* begin *
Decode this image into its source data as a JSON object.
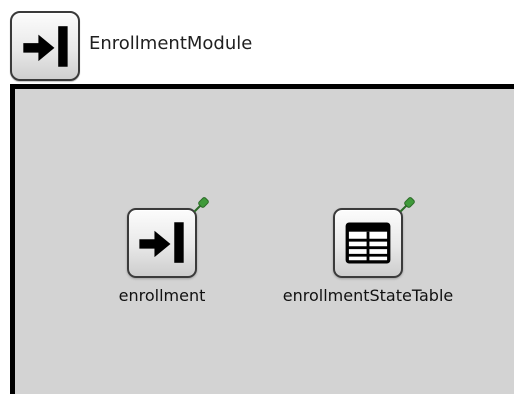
{
  "module": {
    "title": "EnrollmentModule",
    "icon": "module-input-icon"
  },
  "canvas": {
    "items": [
      {
        "label": "enrollment",
        "icon": "input-arrow-icon",
        "badge": "pin-icon"
      },
      {
        "label": "enrollmentStateTable",
        "icon": "table-grid-icon",
        "badge": "pin-icon"
      }
    ]
  },
  "colors": {
    "canvas_background": "#d3d3d3",
    "canvas_border": "#000000",
    "pin_green": "#3f9a3a"
  }
}
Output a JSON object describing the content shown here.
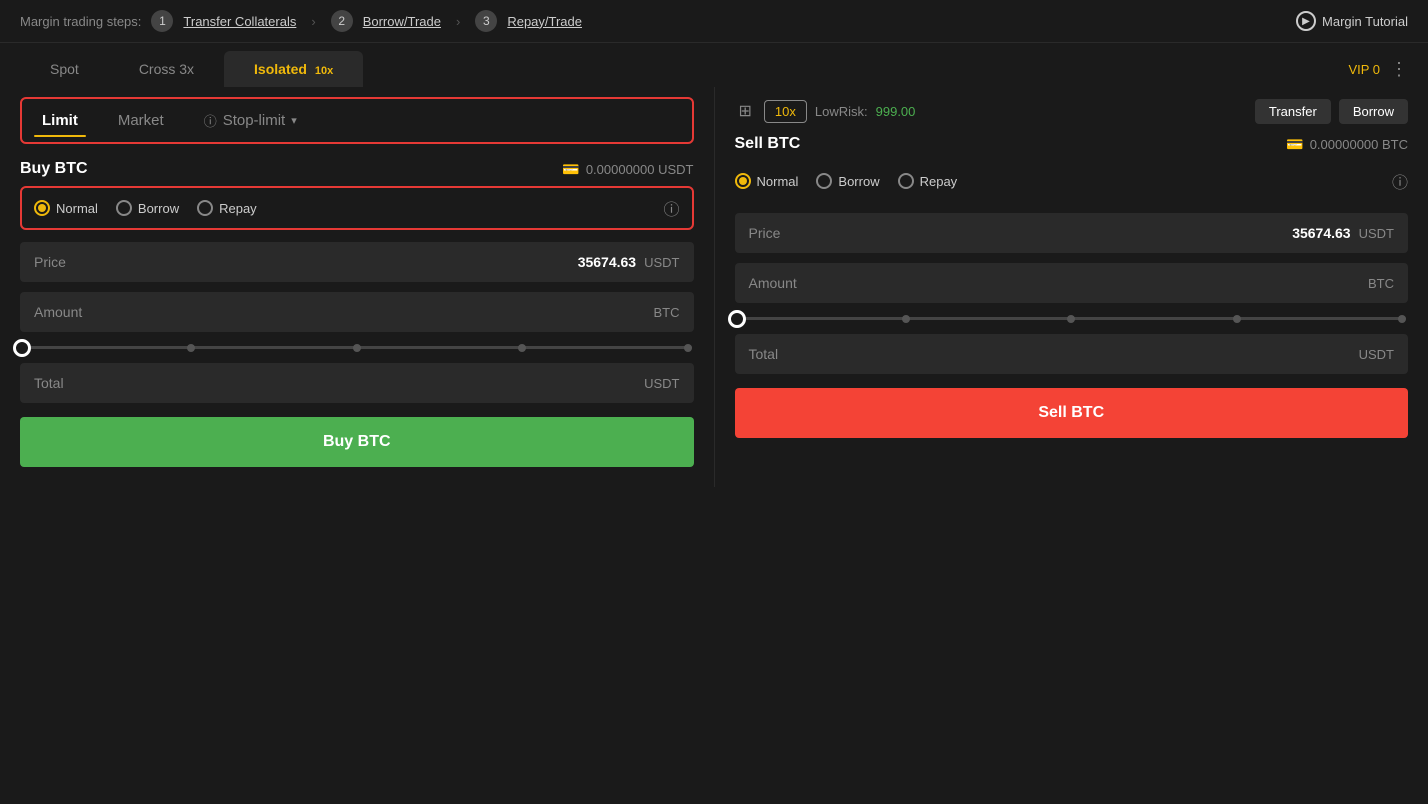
{
  "topbar": {
    "label": "Margin trading steps:",
    "step1_num": "1",
    "step1_label": "Transfer Collaterals",
    "step2_num": "2",
    "step2_label": "Borrow/Trade",
    "step3_num": "3",
    "step3_label": "Repay/Trade",
    "tutorial_label": "Margin Tutorial"
  },
  "tabs": {
    "spot": "Spot",
    "cross": "Cross 3x",
    "isolated": "Isolated",
    "isolated_badge": "10x",
    "vip": "VIP 0"
  },
  "toolbar": {
    "leverage": "10x",
    "low_risk_label": "LowRisk:",
    "low_risk_value": "999.00",
    "transfer_label": "Transfer",
    "borrow_label": "Borrow"
  },
  "order_types": {
    "limit": "Limit",
    "market": "Market",
    "stop_limit": "Stop-limit"
  },
  "buy_panel": {
    "title": "Buy BTC",
    "balance": "0.00000000 USDT",
    "radio_normal": "Normal",
    "radio_borrow": "Borrow",
    "radio_repay": "Repay",
    "price_label": "Price",
    "price_value": "35674.63",
    "price_currency": "USDT",
    "amount_label": "Amount",
    "amount_currency": "BTC",
    "total_label": "Total",
    "total_currency": "USDT",
    "btn_label": "Buy BTC"
  },
  "sell_panel": {
    "title": "Sell BTC",
    "balance": "0.00000000 BTC",
    "radio_normal": "Normal",
    "radio_borrow": "Borrow",
    "radio_repay": "Repay",
    "price_label": "Price",
    "price_value": "35674.63",
    "price_currency": "USDT",
    "amount_label": "Amount",
    "amount_currency": "BTC",
    "total_label": "Total",
    "total_currency": "USDT",
    "btn_label": "Sell BTC"
  },
  "colors": {
    "gold": "#f0b90b",
    "green": "#4caf50",
    "red": "#f44336",
    "highlight_border": "#e53935"
  }
}
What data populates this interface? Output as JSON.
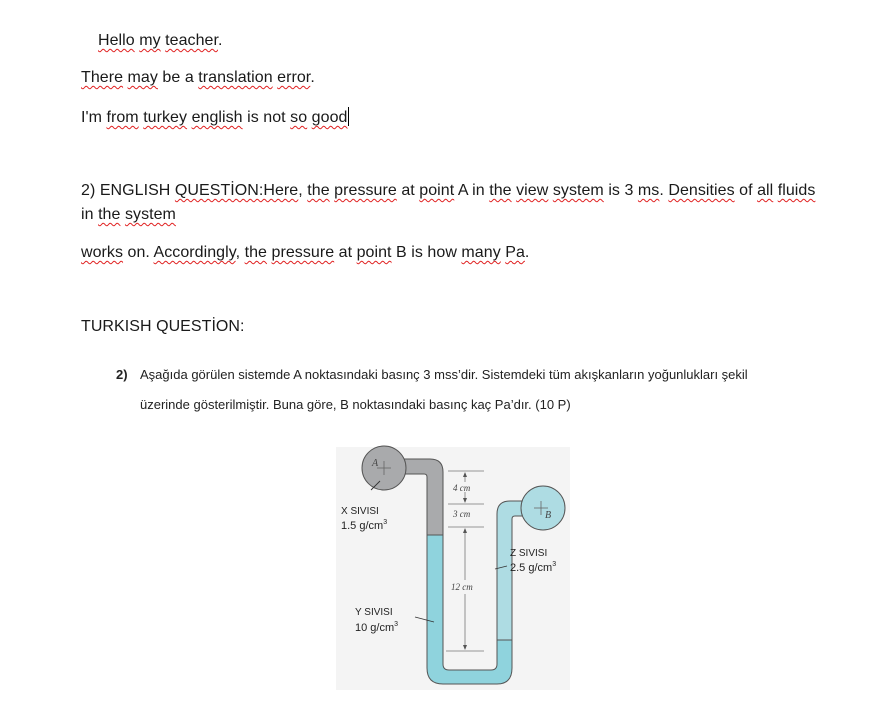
{
  "intro": {
    "line1": [
      "Hello",
      " ",
      "my",
      " ",
      "teacher",
      "."
    ],
    "line2": [
      "There",
      " ",
      "may",
      " be a ",
      "translation",
      " ",
      "error",
      "."
    ],
    "line3": [
      "I'm ",
      "from",
      " ",
      "turkey",
      " ",
      "english",
      " is not ",
      "so",
      " ",
      "good"
    ]
  },
  "english_question": {
    "line1": [
      "2) ENGLISH ",
      "QUESTİON:Here",
      ", ",
      "the",
      " ",
      "pressure",
      " at ",
      "point",
      " A in ",
      "the",
      " ",
      "view",
      " ",
      "system",
      " is 3 ",
      "ms",
      ". ",
      "Densities",
      " of ",
      "all",
      " ",
      "fluids"
    ],
    "line2": [
      "in ",
      "the",
      " ",
      "system"
    ],
    "line3": [
      "works",
      " on. ",
      "Accordingly",
      ", ",
      "the",
      " ",
      "pressure",
      " at ",
      "point",
      " B is how ",
      "many",
      " ",
      "Pa",
      "."
    ]
  },
  "turkish_heading": "TURKISH QUESTİON:",
  "turkish_question": {
    "number": "2)",
    "line1": "Aşağıda görülen sistemde A noktasındaki basınç 3 mss’dir. Sistemdeki tüm akışkanların yoğunlukları şekil",
    "line2": "üzerinde gösterilmiştir. Buna göre, B noktasındaki basınç kaç Pa’dır. (10 P)"
  },
  "diagram": {
    "point_a": "A",
    "point_b": "B",
    "fluid_x": {
      "name": "X SIVISI",
      "density": "1.5 g/cm",
      "sup": "3",
      "color": "#a9aaac"
    },
    "fluid_y": {
      "name": "Y SIVISI",
      "density": "10 g/cm",
      "sup": "3",
      "color": "#8fd3dd"
    },
    "fluid_z": {
      "name": "Z SIVISI",
      "density": "2.5 g/cm",
      "sup": "3",
      "color": "#aedce3"
    },
    "dim_top": {
      "value": "4",
      "unit": "cm"
    },
    "dim_mid": {
      "value": "3",
      "unit": "cm"
    },
    "dim_long": {
      "value": "12",
      "unit": "cm"
    }
  }
}
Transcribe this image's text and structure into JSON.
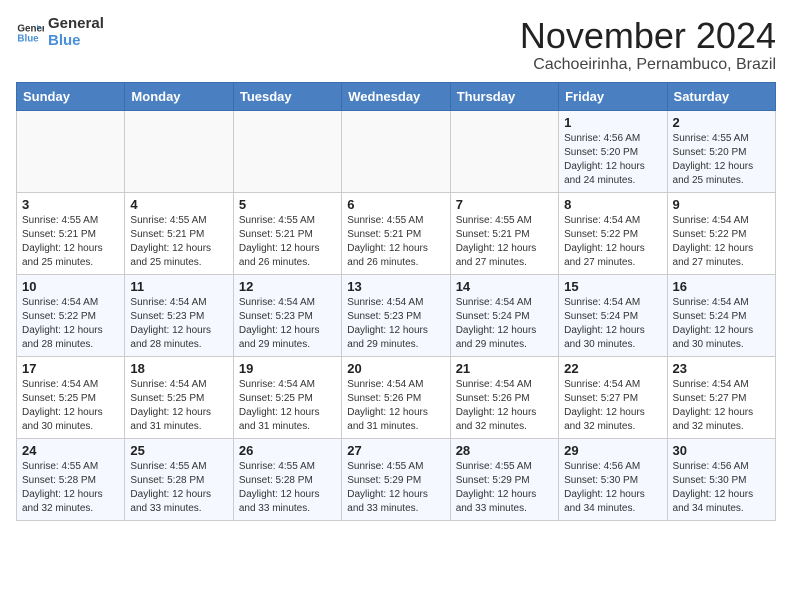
* end *
**Task statement**
Reply with nothing but the number of lines in the data above that contain "Transfer".

**Response for this exercise**
2